- **Set task**: Copy each line of the entries that contains the word "услуг".

- **Dataset rows**:
⁂
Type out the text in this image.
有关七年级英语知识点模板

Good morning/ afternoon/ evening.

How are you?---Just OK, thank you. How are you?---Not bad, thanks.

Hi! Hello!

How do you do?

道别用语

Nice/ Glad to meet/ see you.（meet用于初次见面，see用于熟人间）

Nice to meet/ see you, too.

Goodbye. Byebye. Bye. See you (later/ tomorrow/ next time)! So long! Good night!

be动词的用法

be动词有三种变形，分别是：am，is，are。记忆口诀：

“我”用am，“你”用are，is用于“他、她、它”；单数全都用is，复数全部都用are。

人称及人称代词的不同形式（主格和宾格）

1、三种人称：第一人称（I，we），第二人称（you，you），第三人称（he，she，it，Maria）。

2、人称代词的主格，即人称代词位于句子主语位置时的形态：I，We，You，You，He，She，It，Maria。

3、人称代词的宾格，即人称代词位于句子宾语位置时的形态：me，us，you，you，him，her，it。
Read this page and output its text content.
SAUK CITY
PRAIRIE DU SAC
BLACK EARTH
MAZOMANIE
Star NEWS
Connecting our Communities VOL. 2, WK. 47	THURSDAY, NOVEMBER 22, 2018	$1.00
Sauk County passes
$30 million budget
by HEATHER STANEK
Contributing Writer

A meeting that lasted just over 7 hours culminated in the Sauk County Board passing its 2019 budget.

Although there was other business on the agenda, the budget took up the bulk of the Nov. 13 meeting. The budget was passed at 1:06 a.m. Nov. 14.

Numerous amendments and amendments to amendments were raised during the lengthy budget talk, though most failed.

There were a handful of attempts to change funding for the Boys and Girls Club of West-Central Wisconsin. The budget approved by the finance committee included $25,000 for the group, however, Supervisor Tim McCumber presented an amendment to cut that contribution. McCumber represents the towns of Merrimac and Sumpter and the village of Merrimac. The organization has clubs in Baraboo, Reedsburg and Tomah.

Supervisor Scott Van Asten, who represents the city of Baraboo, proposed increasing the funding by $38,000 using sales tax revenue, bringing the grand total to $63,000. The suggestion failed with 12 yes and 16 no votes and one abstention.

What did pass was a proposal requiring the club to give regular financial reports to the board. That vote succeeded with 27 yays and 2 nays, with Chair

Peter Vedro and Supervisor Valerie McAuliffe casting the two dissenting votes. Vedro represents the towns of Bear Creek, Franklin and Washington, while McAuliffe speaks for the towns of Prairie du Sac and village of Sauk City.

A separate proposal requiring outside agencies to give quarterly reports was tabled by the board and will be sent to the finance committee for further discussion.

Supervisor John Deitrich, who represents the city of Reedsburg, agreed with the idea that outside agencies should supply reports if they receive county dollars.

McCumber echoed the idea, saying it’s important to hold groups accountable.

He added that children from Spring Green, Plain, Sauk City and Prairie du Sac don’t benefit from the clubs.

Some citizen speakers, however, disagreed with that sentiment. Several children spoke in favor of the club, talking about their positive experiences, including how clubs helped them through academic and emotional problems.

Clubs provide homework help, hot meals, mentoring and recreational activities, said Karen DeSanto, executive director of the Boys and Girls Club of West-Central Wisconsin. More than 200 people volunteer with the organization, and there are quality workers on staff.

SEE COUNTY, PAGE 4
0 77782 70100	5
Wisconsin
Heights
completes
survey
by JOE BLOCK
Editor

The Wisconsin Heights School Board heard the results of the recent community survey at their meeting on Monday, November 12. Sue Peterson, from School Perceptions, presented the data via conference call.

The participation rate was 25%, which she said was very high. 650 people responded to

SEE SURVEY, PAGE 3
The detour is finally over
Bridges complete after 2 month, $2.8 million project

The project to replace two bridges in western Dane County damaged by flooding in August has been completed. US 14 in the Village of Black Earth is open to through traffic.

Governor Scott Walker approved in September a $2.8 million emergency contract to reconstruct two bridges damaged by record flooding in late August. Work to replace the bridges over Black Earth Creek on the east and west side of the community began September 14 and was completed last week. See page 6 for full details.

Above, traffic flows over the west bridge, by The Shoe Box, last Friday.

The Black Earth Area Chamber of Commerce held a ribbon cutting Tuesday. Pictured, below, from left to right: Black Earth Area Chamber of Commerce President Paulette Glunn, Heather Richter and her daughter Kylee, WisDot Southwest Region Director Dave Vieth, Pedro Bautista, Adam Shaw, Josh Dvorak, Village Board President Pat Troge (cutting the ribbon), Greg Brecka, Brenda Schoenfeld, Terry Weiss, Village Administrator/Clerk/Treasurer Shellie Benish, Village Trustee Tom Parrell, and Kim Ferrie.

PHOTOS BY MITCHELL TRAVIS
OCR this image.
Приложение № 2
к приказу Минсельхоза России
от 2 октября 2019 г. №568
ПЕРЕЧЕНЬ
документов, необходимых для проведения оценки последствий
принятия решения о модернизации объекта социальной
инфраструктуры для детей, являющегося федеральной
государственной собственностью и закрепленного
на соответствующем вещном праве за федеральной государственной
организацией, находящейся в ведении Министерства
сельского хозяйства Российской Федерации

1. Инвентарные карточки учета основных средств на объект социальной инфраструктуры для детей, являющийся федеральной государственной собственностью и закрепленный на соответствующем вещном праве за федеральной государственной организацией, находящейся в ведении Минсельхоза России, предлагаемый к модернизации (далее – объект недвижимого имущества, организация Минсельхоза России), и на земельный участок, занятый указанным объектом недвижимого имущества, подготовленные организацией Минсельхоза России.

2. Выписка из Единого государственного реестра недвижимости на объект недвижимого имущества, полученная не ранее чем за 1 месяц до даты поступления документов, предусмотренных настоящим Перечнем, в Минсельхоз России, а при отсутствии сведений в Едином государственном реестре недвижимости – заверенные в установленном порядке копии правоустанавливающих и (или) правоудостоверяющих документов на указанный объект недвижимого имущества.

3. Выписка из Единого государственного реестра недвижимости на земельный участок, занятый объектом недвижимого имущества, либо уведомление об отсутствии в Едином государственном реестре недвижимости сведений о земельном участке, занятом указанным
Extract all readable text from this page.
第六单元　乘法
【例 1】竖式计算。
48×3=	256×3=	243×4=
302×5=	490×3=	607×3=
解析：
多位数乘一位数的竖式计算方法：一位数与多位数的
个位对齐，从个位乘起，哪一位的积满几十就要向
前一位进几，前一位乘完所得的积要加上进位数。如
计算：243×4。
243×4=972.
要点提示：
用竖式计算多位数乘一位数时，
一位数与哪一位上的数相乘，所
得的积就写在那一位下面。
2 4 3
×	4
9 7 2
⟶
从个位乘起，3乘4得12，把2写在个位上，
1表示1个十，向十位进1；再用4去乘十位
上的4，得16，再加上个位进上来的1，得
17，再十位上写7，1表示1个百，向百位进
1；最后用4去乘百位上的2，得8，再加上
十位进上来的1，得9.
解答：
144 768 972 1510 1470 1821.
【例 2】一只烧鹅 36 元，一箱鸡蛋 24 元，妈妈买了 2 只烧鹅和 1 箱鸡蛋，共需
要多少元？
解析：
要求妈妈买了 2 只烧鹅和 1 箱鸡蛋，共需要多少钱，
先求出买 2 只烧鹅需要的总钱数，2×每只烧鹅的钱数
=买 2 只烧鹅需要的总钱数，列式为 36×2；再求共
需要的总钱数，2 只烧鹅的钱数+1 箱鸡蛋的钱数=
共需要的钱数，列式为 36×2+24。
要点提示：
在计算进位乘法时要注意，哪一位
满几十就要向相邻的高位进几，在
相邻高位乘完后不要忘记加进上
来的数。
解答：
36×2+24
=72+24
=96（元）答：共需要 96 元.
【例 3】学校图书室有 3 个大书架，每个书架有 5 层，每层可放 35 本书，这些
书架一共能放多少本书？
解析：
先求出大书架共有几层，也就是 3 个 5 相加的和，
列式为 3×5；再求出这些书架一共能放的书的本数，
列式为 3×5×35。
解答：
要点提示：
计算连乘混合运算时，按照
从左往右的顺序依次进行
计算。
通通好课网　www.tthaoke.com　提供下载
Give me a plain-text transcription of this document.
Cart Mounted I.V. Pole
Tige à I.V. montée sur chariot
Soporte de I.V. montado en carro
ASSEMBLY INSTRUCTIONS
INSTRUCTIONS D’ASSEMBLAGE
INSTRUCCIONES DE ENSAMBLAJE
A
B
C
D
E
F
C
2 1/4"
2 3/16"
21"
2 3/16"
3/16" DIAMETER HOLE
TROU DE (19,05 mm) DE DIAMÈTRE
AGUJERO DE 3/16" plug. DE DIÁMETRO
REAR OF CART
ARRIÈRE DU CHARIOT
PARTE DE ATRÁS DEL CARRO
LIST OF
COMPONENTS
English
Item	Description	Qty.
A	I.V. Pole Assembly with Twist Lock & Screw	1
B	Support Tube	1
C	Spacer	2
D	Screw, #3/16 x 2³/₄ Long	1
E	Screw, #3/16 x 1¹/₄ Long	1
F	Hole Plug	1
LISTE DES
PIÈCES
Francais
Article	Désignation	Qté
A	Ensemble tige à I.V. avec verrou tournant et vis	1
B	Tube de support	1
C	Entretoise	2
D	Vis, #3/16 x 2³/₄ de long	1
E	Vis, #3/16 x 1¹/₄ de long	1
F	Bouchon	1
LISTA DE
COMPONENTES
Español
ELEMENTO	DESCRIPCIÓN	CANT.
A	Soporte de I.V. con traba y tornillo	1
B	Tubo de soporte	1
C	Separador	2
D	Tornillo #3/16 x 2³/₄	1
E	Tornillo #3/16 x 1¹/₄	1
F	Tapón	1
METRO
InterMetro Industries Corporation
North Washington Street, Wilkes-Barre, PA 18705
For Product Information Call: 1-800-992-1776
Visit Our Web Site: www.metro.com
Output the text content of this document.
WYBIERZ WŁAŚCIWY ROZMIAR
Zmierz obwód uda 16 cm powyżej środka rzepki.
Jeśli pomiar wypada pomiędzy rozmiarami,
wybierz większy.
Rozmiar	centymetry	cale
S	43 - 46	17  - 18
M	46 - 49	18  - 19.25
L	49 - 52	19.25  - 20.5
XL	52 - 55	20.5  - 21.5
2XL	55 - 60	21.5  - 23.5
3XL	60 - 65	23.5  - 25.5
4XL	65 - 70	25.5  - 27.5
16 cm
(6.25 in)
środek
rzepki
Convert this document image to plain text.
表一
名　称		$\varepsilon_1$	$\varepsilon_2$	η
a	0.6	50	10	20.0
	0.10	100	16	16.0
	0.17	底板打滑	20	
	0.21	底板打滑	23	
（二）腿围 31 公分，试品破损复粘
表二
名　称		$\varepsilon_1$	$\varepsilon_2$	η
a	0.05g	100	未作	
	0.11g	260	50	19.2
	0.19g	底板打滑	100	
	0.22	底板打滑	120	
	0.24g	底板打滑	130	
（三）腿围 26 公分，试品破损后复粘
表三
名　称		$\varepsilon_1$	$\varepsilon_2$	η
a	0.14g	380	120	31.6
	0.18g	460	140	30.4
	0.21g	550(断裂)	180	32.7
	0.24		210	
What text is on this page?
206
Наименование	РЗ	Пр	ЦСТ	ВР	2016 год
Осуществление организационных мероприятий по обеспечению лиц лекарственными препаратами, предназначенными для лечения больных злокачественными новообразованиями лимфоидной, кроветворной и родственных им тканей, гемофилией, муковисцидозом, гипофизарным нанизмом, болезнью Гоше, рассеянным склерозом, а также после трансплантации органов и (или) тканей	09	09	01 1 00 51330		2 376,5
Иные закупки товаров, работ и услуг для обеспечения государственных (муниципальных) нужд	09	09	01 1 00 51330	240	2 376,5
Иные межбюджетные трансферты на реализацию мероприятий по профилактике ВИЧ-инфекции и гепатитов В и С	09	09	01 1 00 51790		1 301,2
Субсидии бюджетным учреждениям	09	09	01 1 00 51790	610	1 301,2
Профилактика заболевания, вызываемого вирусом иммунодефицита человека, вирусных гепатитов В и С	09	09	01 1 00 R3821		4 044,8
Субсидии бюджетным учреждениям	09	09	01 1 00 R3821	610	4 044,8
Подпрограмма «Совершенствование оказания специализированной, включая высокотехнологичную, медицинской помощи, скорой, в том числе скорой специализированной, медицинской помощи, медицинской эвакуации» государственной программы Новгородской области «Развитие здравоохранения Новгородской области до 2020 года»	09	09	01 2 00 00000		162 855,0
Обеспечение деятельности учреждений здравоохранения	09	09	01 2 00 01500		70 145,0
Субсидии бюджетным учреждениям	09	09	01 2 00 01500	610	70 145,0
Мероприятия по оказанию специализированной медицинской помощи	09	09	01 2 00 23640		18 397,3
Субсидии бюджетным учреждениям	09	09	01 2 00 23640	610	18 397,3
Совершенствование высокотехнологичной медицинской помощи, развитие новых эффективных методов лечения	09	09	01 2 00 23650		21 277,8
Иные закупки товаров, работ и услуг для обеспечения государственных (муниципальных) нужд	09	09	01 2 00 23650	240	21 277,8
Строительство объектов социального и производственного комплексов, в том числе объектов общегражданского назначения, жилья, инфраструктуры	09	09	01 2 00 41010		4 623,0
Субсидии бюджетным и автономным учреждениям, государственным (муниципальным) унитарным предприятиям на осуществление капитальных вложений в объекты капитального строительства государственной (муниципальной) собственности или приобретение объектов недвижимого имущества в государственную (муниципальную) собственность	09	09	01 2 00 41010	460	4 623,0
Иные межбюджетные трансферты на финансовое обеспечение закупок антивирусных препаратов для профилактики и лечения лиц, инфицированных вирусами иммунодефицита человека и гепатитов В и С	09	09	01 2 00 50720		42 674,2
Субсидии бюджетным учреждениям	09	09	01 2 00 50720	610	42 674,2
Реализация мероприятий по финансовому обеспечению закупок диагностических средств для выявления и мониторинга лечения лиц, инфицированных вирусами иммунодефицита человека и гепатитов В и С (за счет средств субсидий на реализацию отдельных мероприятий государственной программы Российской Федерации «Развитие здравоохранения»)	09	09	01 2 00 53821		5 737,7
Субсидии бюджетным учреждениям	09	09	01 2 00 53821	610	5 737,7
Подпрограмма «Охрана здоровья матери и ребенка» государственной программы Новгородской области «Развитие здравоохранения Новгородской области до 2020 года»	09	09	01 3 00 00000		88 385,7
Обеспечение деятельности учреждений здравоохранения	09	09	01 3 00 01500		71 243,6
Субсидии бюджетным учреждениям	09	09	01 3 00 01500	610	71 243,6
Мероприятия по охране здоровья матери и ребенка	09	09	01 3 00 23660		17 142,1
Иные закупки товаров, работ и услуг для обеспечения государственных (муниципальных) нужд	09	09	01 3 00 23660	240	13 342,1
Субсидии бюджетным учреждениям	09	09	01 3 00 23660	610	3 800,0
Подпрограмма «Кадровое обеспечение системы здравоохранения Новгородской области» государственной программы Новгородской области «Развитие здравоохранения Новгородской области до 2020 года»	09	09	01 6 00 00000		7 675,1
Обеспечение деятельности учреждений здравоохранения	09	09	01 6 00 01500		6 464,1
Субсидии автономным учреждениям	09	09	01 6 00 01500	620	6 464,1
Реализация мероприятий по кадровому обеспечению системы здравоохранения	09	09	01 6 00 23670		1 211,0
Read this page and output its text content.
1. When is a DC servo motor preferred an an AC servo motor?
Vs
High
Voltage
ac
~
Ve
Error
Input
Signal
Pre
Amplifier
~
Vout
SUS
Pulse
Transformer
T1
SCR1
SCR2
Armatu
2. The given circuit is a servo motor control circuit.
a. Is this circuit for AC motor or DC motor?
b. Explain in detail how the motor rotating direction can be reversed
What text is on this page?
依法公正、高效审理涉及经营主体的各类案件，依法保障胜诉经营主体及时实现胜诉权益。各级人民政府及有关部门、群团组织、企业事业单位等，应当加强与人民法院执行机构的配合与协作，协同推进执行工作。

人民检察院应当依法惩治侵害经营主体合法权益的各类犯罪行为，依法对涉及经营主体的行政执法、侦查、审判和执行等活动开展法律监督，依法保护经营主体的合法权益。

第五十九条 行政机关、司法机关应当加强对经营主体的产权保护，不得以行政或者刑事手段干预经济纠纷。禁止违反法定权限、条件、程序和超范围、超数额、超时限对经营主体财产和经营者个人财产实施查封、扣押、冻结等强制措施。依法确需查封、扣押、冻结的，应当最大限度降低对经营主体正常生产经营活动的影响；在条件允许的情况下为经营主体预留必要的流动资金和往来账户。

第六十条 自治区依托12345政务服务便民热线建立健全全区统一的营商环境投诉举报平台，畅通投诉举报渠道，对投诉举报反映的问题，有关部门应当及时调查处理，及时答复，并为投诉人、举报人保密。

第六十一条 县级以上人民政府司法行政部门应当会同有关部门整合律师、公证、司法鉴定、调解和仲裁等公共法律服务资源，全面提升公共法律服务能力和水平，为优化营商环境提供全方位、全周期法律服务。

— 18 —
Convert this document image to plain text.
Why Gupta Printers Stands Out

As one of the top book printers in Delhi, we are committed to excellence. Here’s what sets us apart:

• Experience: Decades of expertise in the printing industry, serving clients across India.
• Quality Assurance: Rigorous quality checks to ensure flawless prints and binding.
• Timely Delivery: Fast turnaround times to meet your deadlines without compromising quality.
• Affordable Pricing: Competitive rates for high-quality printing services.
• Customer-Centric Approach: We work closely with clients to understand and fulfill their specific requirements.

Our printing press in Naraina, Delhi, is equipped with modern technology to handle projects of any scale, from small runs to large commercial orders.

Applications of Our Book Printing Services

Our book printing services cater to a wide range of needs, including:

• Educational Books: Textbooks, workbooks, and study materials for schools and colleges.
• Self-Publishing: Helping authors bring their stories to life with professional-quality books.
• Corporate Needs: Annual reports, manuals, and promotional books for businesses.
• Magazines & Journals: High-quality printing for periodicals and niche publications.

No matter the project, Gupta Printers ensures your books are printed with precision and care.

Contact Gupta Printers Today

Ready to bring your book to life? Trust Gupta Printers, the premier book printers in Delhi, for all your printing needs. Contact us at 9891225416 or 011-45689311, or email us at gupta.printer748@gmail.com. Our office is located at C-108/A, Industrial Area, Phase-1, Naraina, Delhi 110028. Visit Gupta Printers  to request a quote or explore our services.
⁂
- **Exercise answer**:
Иные закупки товаров, работ и услуг для обеспечения государственных (муниципальных) нужд	09	09	01 1 00 51330	240	2 376,5
Иные закупки товаров, работ и услуг для обеспечения государственных (муниципальных) нужд	09	09	01 2 00 23650	240	21 277,8
Иные закупки товаров, работ и услуг для обеспечения государственных (муниципальных) нужд	09	09	01 3 00 23660	240	13 342,1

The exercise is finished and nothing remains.